→ Task directions
Write the records out again exactly, leaving no images in.

— Begin —

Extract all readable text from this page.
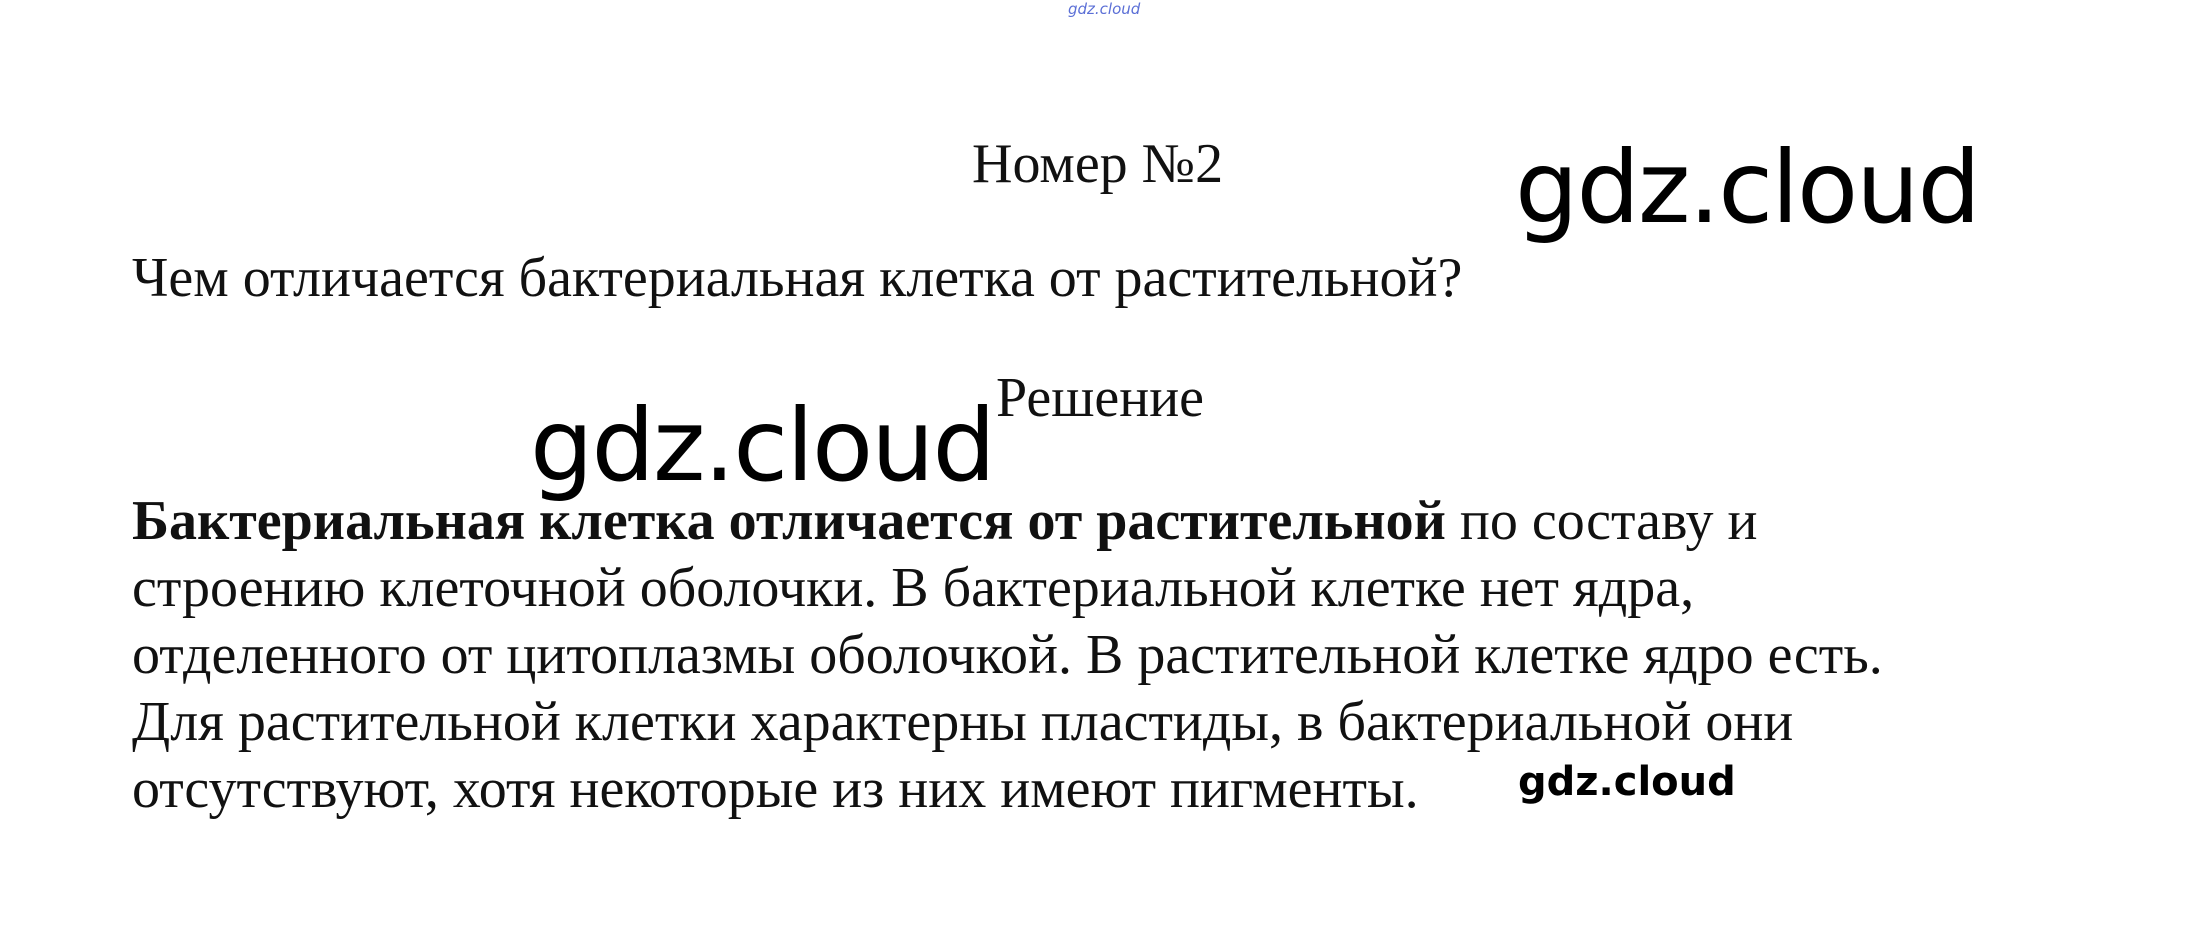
gdz.cloud
Номер №2	gdz.cloud
Чем отличается бактериальная клетка от растительной?
Решение
gdz.cloud
Бактериальная клетка отличается от растительной по составу и
строению клеточной оболочки. В бактериальной клетке нет ядра,
отделенного от цитоплазмы оболочкой. В растительной клетке ядро есть.
Для растительной клетки характерны пластиды, в бактериальной они
отсутствуют, хотя некоторые из них имеют пигменты.	gdz.cloud
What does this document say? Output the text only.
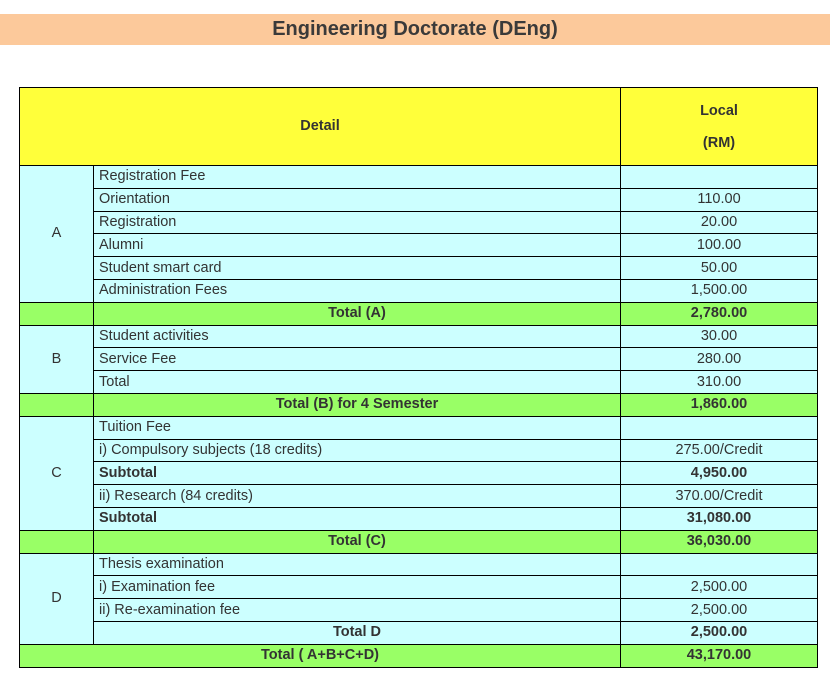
Engineering Doctorate (DEng)
Detail		Local
(RM)

A	Registration Fee	
	Orientation	110.00
	Registration	20.00
	Alumni	100.00
	Student smart card	50.00
	Administration Fees	1,500.00
	Total (A)	2,780.00
B	Student activities	30.00
	Service Fee	280.00
	Total	310.00
	Total (B) for 4 Semester	1,860.00
C	Tuition Fee	
	i) Compulsory subjects (18 credits)	275.00/Credit
	Subtotal	4,950.00
	ii) Research (84 credits)	370.00/Credit
	Subtotal	31,080.00
	Total (C)	36,030.00
D	Thesis examination	
	i) Examination fee	2,500.00
	ii) Re-examination fee	2,500.00
	Total D	2,500.00
Total ( A+B+C+D)		43,170.00
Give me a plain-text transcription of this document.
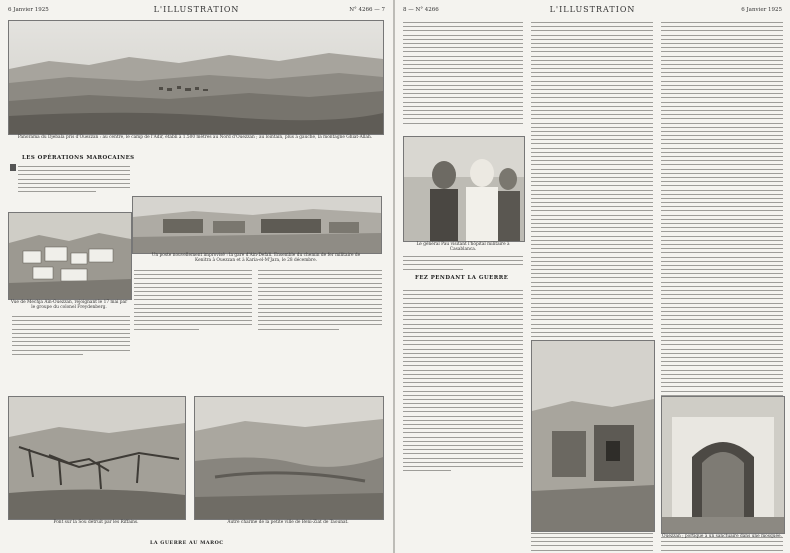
6 Janvier 1925	L'ILLUSTRATION	N° 4266 — 7
Panorama du Djebala pris d'Ouezzan : au centre, le camp de l'Adir, établi à 1.500 mètres au Nord d'Ouezzan ; au lointain, plus à gauche, la montagne Ghiat-Allah.
LES OPÉRATIONS MAROCAINES
Un poste nouvellement improvisé : la gare d'Ain-Defali. Ensemble du chemin de fer militaire de Kenitra à Ouezzan et à Karia-el-M'Jara, le 28 décembre.
Vue de Mechja Ain-Ouezzan, rejoignant le 17 mai par le groupe du colonel Freydenberg.
Pont sur la Sou détruit par les Riffains.	Autre charme de la petite ville de Beni-Ziat de Taounat.
LA GUERRE AU MAROC
8 — N° 4266	L'ILLUSTRATION	6 Janvier 1925
Le général Pau visitant l'hôpital militaire à Casablanca.
FEZ PENDANT LA GUERRE
Ouezzan ; portique à un sanctuaire dans une mosquée.
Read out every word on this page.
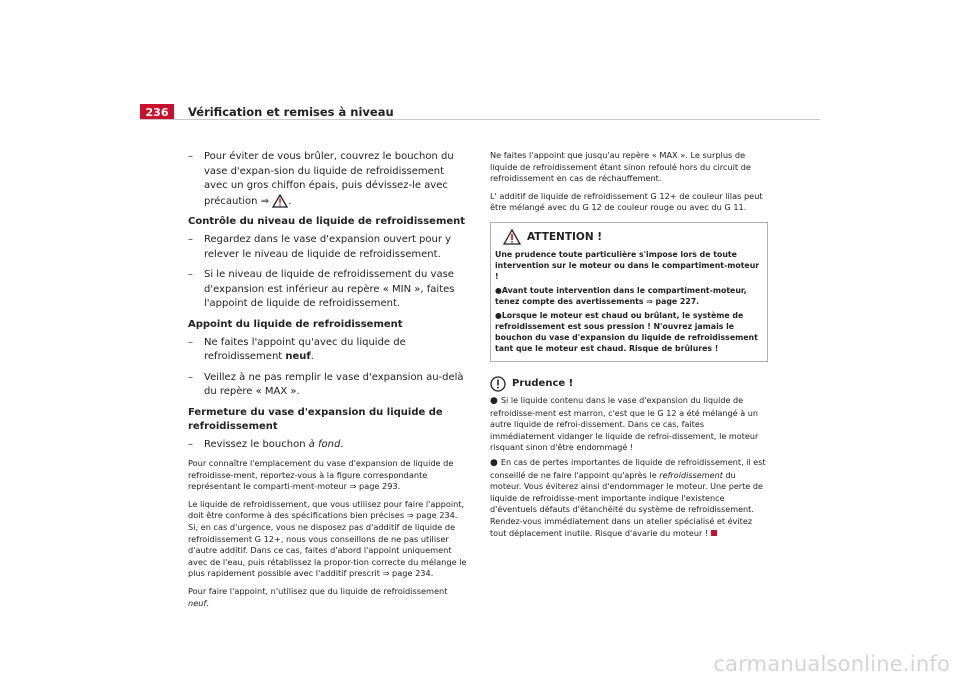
236	Vérification et remises à niveau
– Pour éviter de vous brûler, couvrez le bouchon du vase d'expan-sion du liquide de refroidissement avec un gros chiffon épais, puis dévissez-le avec précaution ⇒ .
Contrôle du niveau de liquide de refroidissement
– Regardez dans le vase d'expansion ouvert pour y relever le niveau de liquide de refroidissement.
– Si le niveau de liquide de refroidissement du vase d'expansion est inférieur au repère « MIN », faites l'appoint de liquide de refroidissement.
Appoint du liquide de refroidissement
– Ne faites l'appoint qu'avec du liquide de refroidissement neuf.
– Veillez à ne pas remplir le vase d'expansion au-delà du repère « MAX ».
Fermeture du vase d'expansion du liquide de refroidissement
– Revissez le bouchon à fond.

Pour connaître l'emplacement du vase d'expansion de liquide de refroidisse-ment, reportez-vous à la figure correspondante représentant le comparti-ment-moteur ⇒ page 293.

Le liquide de refroidissement, que vous utilisez pour faire l'appoint, doit être conforme à des spécifications bien précises ⇒ page 234. Si, en cas d'urgence, vous ne disposez pas d'additif de liquide de refroidissement G 12+, nous vous conseillons de ne pas utiliser d'autre additif. Dans ce cas, faites d'abord l'appoint uniquement avec de l'eau, puis rétablissez la propor-tion correcte du mélange le plus rapidement possible avec l'additif prescrit ⇒ page 234.

Pour faire l'appoint, n'utilisez que du liquide de refroidissement neuf.

Ne faites l'appoint que jusqu'au repère « MAX ». Le surplus de liquide de refroidissement étant sinon refoulé hors du circuit de refroidissement en cas de réchauffement.

L' additif de liquide de refroidissement G 12+ de couleur lilas peut être mélangé avec du G 12 de couleur rouge ou avec du G 11.

ATTENTION !

Une prudence toute particulière s'impose lors de toute intervention sur le moteur ou dans le compartiment-moteur !

●Avant toute intervention dans le compartiment-moteur, tenez compte des avertissements ⇒ page 227.

●Lorsque le moteur est chaud ou brûlant, le système de refroidissement est sous pression ! N'ouvrez jamais le bouchon du vase d'expansion du liquide de refroidissement tant que le moteur est chaud. Risque de brûlures !

Prudence !

● Si le liquide contenu dans le vase d'expansion du liquide de refroidisse-ment est marron, c'est que le G 12 a été mélangé à un autre liquide de refroi-dissement. Dans ce cas, faites immédiatement vidanger le liquide de refroi-dissement, le moteur risquant sinon d'être endommagé !

● En cas de pertes importantes de liquide de refroidissement, il est conseillé de ne faire l'appoint qu'après le refroidissement du moteur. Vous éviterez ainsi d'endommager le moteur. Une perte de liquide de refroidisse-ment importante indique l'existence d'éventuels défauts d'étanchéité du système de refroidissement. Rendez-vous immédiatement dans un atelier spécialisé et évitez tout déplacement inutile. Risque d'avarie du moteur !

carmanualsonline.info
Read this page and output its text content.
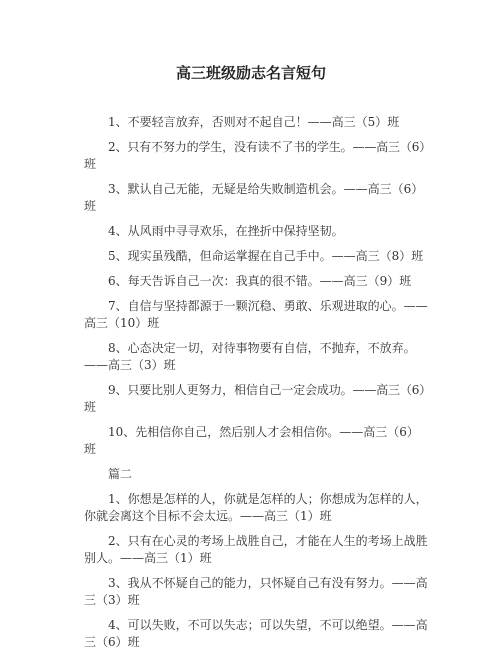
高三班级励志名言短句

1、不要轻言放弃，否则对不起自己！——高三（5）班

2、只有不努力的学生，没有读不了书的学生。——高三（6）班

3、默认自己无能，无疑是给失败制造机会。——高三（6）班

4、从风雨中寻寻欢乐，在挫折中保持坚韧。

5、现实虽残酷，但命运掌握在自己手中。——高三（8）班

6、每天告诉自己一次：我真的很不错。——高三（9）班

7、自信与坚持都源于一颗沉稳、勇敢、乐观进取的心。——高三（10）班

8、心态决定一切，对待事物要有自信，不抛弃，不放弃。——高三（3）班

9、只要比别人更努力，相信自己一定会成功。——高三（6）班

10、先相信你自己，然后别人才会相信你。——高三（6）班

篇二

1、你想是怎样的人，你就是怎样的人；你想成为怎样的人，你就会离这个目标不会太远。——高三（1）班

2、只有在心灵的考场上战胜自己，才能在人生的考场上战胜别人。——高三（1）班

3、我从不怀疑自己的能力，只怀疑自己有没有努力。——高三（3）班

4、可以失败，不可以失志；可以失望，不可以绝望。——高三（6）班
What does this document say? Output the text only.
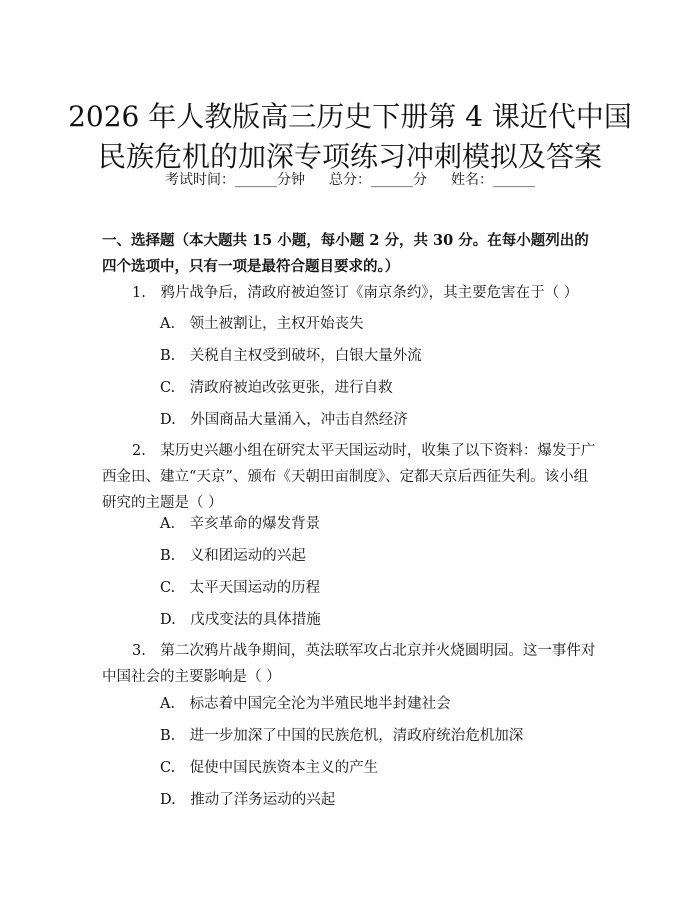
2026 年人教版高三历史下册第 4 课近代中国
民族危机的加深专项练习冲刺模拟及答案
考试时间：______分钟 总分：______分 姓名：______
一、选择题（本大题共 15 小题，每小题 2 分，共 30 分。在每小题列出的四个选项中，只有一项是最符合题目要求的。）

1.　鸦片战争后，清政府被迫签订《南京条约》，其主要危害在于（ ）

A.　领土被割让，主权开始丧失
B.　关税自主权受到破坏，白银大量外流
C.　清政府被迫改弦更张，进行自救
D.　外国商品大量涌入，冲击自然经济

2.　某历史兴趣小组在研究太平天国运动时，收集了以下资料：爆发于广西金田、建立“天京”、颁布《天朝田亩制度》、定都天京后西征失利。该小组研究的主题是（ ）

A.　辛亥革命的爆发背景
B.　义和团运动的兴起
C.　太平天国运动的历程
D.　戊戌变法的具体措施

3.　第二次鸦片战争期间，英法联军攻占北京并火烧圆明园。这一事件对中国社会的主要影响是（ ）

A.　标志着中国完全沦为半殖民地半封建社会
B.　进一步加深了中国的民族危机，清政府统治危机加深
C.　促使中国民族资本主义的产生
D.　推动了洋务运动的兴起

— End —

→ Written solution
Extract all readable text from this page.
gdz.cloud
Номер №2	gdz.cloud
Чем отличается бактериальная клетка от растительной?
Решение
gdz.cloud
Бактериальная клетка отличается от растительной по составу и
строению клеточной оболочки. В бактериальной клетке нет ядра,
отделенного от цитоплазмы оболочкой. В растительной клетке ядро есть.
Для растительной клетки характерны пластиды, в бактериальной они
отсутствуют, хотя некоторые из них имеют пигменты.	gdz.cloud
What does this document say? Output the text only.
Engineering Doctorate (DEng)
Detail		Local
(RM)

A	Registration Fee	
	Orientation	110.00
	Registration	20.00
	Alumni	100.00
	Student smart card	50.00
	Administration Fees	1,500.00
	Total (A)	2,780.00
B	Student activities	30.00
	Service Fee	280.00
	Total	310.00
	Total (B) for 4 Semester	1,860.00
C	Tuition Fee	
	i) Compulsory subjects (18 credits)	275.00/Credit
	Subtotal	4,950.00
	ii) Research (84 credits)	370.00/Credit
	Subtotal	31,080.00
	Total (C)	36,030.00
D	Thesis examination	
	i) Examination fee	2,500.00
	ii) Re-examination fee	2,500.00
	Total D	2,500.00
Total ( A+B+C+D)		43,170.00
Give me a plain-text transcription of this document.
6 Janvier 1925	L'ILLUSTRATION	N° 4266 — 7
Panorama du Djebala pris d'Ouezzan : au centre, le camp de l'Adir, établi à 1.500 mètres au Nord d'Ouezzan ; au lointain, plus à gauche, la montagne Ghiat-Allah.
LES OPÉRATIONS MAROCAINES
Un poste nouvellement improvisé : la gare d'Ain-Defali. Ensemble du chemin de fer militaire de Kenitra à Ouezzan et à Karia-el-M'Jara, le 28 décembre.
Vue de Mechja Ain-Ouezzan, rejoignant le 17 mai par le groupe du colonel Freydenberg.
Pont sur la Sou détruit par les Riffains.	Autre charme de la petite ville de Beni-Ziat de Taounat.
LA GUERRE AU MAROC
8 — N° 4266	L'ILLUSTRATION	6 Janvier 1925
Le général Pau visitant l'hôpital militaire à Casablanca.
FEZ PENDANT LA GUERRE
Ouezzan ; portique à un sanctuaire dans une mosquée.
Read out every word on this page.
236	Vérification et remises à niveau
– Pour éviter de vous brûler, couvrez le bouchon du vase d'expan-sion du liquide de refroidissement avec un gros chiffon épais, puis dévissez-le avec précaution ⇒ .
Contrôle du niveau de liquide de refroidissement
– Regardez dans le vase d'expansion ouvert pour y relever le niveau de liquide de refroidissement.
– Si le niveau de liquide de refroidissement du vase d'expansion est inférieur au repère « MIN », faites l'appoint de liquide de refroidissement.
Appoint du liquide de refroidissement
– Ne faites l'appoint qu'avec du liquide de refroidissement neuf.
– Veillez à ne pas remplir le vase d'expansion au-delà du repère « MAX ».
Fermeture du vase d'expansion du liquide de refroidissement
– Revissez le bouchon à fond.

Pour connaître l'emplacement du vase d'expansion de liquide de refroidisse-ment, reportez-vous à la figure correspondante représentant le comparti-ment-moteur ⇒ page 293.

Le liquide de refroidissement, que vous utilisez pour faire l'appoint, doit être conforme à des spécifications bien précises ⇒ page 234. Si, en cas d'urgence, vous ne disposez pas d'additif de liquide de refroidissement G 12+, nous vous conseillons de ne pas utiliser d'autre additif. Dans ce cas, faites d'abord l'appoint uniquement avec de l'eau, puis rétablissez la propor-tion correcte du mélange le plus rapidement possible avec l'additif prescrit ⇒ page 234.

Pour faire l'appoint, n'utilisez que du liquide de refroidissement neuf.

Ne faites l'appoint que jusqu'au repère « MAX ». Le surplus de liquide de refroidissement étant sinon refoulé hors du circuit de refroidissement en cas de réchauffement.

L' additif de liquide de refroidissement G 12+ de couleur lilas peut être mélangé avec du G 12 de couleur rouge ou avec du G 11.

ATTENTION !

Une prudence toute particulière s'impose lors de toute intervention sur le moteur ou dans le compartiment-moteur !

●Avant toute intervention dans le compartiment-moteur, tenez compte des avertissements ⇒ page 227.

●Lorsque le moteur est chaud ou brûlant, le système de refroidissement est sous pression ! N'ouvrez jamais le bouchon du vase d'expansion du liquide de refroidissement tant que le moteur est chaud. Risque de brûlures !

Prudence !

● Si le liquide contenu dans le vase d'expansion du liquide de refroidisse-ment est marron, c'est que le G 12 a été mélangé à un autre liquide de refroi-dissement. Dans ce cas, faites immédiatement vidanger le liquide de refroi-dissement, le moteur risquant sinon d'être endommagé !

● En cas de pertes importantes de liquide de refroidissement, il est conseillé de ne faire l'appoint qu'après le refroidissement du moteur. Vous éviterez ainsi d'endommager le moteur. Une perte de liquide de refroidisse-ment importante indique l'existence d'éventuels défauts d'étanchéité du système de refroidissement. Rendez-vous immédiatement dans un atelier spécialisé et évitez tout déplacement inutile. Risque d'avarie du moteur !

carmanualsonline.info
Read this page and output its text content.
高三班级励志名言短句

1、不要轻言放弃，否则对不起自己！——高三（5）班

2、只有不努力的学生，没有读不了书的学生。——高三（6）班

3、默认自己无能，无疑是给失败制造机会。——高三（6）班

4、从风雨中寻寻欢乐，在挫折中保持坚韧。

5、现实虽残酷，但命运掌握在自己手中。——高三（8）班

6、每天告诉自己一次：我真的很不错。——高三（9）班

7、自信与坚持都源于一颗沉稳、勇敢、乐观进取的心。——高三（10）班

8、心态决定一切，对待事物要有自信，不抛弃，不放弃。——高三（3）班

9、只要比别人更努力，相信自己一定会成功。——高三（6）班

10、先相信你自己，然后别人才会相信你。——高三（6）班

篇二

1、你想是怎样的人，你就是怎样的人；你想成为怎样的人，你就会离这个目标不会太远。——高三（1）班

2、只有在心灵的考场上战胜自己，才能在人生的考场上战胜别人。——高三（1）班

3、我从不怀疑自己的能力，只怀疑自己有没有努力。——高三（3）班

4、可以失败，不可以失志；可以失望，不可以绝望。——高三（6）班
What does this document say? Output the text only.
2026 年人教版高三历史下册第 4 课近代中国
民族危机的加深专项练习冲刺模拟及答案
考试时间：______分钟 总分：______分 姓名：______
一、选择题（本大题共 15 小题，每小题 2 分，共 30 分。在每小题列出的四个选项中，只有一项是最符合题目要求的。）

1.　鸦片战争后，清政府被迫签订《南京条约》，其主要危害在于（ ）

A.　领土被割让，主权开始丧失
B.　关税自主权受到破坏，白银大量外流
C.　清政府被迫改弦更张，进行自救
D.　外国商品大量涌入，冲击自然经济

2.　某历史兴趣小组在研究太平天国运动时，收集了以下资料：爆发于广西金田、建立“天京”、颁布《天朝田亩制度》、定都天京后西征失利。该小组研究的主题是（ ）

A.　辛亥革命的爆发背景
B.　义和团运动的兴起
C.　太平天国运动的历程
D.　戊戌变法的具体措施

3.　第二次鸦片战争期间，英法联军攻占北京并火烧圆明园。这一事件对中国社会的主要影响是（ ）

A.　标志着中国完全沦为半殖民地半封建社会
B.　进一步加深了中国的民族危机，清政府统治危机加深
C.　促使中国民族资本主义的产生
D.　推动了洋务运动的兴起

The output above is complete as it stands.